What is needed: In the material below, find all lines with the string "bread" and copy them.

Dataset records:
>>>>

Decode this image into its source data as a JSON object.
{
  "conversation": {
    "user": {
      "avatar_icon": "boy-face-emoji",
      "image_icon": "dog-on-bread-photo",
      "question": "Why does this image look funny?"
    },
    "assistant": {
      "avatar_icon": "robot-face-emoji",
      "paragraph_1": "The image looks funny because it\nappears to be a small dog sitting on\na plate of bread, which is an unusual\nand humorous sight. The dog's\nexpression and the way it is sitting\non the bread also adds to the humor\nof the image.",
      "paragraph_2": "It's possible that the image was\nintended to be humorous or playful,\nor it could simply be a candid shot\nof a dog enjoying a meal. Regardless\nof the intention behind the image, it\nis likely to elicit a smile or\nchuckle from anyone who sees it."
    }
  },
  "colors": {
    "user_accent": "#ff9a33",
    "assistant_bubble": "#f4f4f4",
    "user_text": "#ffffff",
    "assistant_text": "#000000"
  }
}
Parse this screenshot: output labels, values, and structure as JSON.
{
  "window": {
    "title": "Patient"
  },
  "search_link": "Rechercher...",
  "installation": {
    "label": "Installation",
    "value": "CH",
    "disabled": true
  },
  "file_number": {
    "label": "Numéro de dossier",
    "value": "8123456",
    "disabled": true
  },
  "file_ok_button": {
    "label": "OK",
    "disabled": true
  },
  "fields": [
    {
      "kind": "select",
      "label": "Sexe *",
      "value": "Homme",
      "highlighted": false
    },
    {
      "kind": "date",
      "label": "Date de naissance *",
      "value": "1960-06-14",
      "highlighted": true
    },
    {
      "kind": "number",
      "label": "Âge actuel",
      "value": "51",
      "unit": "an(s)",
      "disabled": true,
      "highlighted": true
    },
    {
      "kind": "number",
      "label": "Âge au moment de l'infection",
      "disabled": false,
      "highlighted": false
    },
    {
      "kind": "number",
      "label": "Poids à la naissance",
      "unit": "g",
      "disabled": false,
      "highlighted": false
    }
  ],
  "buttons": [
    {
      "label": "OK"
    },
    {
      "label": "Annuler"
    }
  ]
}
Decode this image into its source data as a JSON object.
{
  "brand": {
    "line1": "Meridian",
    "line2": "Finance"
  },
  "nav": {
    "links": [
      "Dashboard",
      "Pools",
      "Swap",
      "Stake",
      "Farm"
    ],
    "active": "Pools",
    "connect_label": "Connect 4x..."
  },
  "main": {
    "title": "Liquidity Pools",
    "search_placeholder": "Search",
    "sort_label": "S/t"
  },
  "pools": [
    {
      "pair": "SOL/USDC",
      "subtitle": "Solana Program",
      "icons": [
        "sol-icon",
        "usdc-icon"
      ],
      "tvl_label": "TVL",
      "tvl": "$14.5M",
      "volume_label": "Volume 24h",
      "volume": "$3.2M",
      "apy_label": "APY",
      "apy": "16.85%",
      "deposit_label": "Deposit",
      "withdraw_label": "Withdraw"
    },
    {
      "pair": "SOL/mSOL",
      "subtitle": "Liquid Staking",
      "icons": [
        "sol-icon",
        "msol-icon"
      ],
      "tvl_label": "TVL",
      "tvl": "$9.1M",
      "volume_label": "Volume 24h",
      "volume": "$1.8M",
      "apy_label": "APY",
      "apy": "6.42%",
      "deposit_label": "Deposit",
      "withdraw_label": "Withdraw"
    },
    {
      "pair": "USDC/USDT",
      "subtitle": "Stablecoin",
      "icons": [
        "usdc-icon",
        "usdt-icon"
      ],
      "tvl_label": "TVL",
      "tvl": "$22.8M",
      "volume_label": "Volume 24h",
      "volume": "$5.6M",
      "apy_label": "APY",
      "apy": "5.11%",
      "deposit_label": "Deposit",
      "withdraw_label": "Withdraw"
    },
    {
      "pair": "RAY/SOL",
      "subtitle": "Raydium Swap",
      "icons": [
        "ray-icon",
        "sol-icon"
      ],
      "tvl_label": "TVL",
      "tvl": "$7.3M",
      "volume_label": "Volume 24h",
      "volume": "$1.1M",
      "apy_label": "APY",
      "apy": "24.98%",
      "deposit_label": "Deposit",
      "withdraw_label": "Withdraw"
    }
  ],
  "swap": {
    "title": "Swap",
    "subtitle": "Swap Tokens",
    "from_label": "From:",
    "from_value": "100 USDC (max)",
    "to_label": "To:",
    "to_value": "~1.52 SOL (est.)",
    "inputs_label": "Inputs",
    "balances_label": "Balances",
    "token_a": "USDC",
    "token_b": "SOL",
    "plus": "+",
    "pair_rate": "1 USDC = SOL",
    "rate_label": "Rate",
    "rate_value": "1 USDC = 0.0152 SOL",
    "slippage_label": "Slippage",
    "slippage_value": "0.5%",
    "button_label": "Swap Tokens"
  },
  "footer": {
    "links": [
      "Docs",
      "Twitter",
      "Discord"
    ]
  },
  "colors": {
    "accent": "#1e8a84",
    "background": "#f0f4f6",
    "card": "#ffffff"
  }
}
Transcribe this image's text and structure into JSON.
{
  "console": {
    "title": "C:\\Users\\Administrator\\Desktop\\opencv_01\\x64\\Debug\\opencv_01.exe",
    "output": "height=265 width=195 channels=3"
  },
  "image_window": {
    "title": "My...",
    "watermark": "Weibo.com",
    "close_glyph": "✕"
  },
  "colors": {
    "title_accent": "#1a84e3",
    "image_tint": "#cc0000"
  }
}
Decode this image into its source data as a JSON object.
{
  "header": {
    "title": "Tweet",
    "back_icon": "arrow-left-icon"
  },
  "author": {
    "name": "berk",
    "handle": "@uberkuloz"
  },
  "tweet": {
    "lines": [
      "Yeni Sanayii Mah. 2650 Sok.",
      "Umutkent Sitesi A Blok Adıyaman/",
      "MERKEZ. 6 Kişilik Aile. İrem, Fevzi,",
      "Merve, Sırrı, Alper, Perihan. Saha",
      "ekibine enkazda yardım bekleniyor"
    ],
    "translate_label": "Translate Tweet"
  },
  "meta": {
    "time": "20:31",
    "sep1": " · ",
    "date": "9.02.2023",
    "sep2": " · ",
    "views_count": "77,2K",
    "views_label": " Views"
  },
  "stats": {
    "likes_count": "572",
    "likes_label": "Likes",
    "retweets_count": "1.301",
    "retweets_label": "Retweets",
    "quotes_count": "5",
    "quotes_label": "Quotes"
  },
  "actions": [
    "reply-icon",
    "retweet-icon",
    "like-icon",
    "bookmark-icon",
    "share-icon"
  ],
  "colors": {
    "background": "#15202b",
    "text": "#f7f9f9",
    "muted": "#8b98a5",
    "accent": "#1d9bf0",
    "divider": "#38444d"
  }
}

<<<<

Result:
      "image_icon": "dog-on-bread-photo",
      "paragraph_1": "The image looks funny because it\nappears to be a small dog sitting on\na plate of bread, which is an unusual\nand humorous sight. The dog's\nexpression and the way it is sitting\non the bread also adds to the humor\nof the image.",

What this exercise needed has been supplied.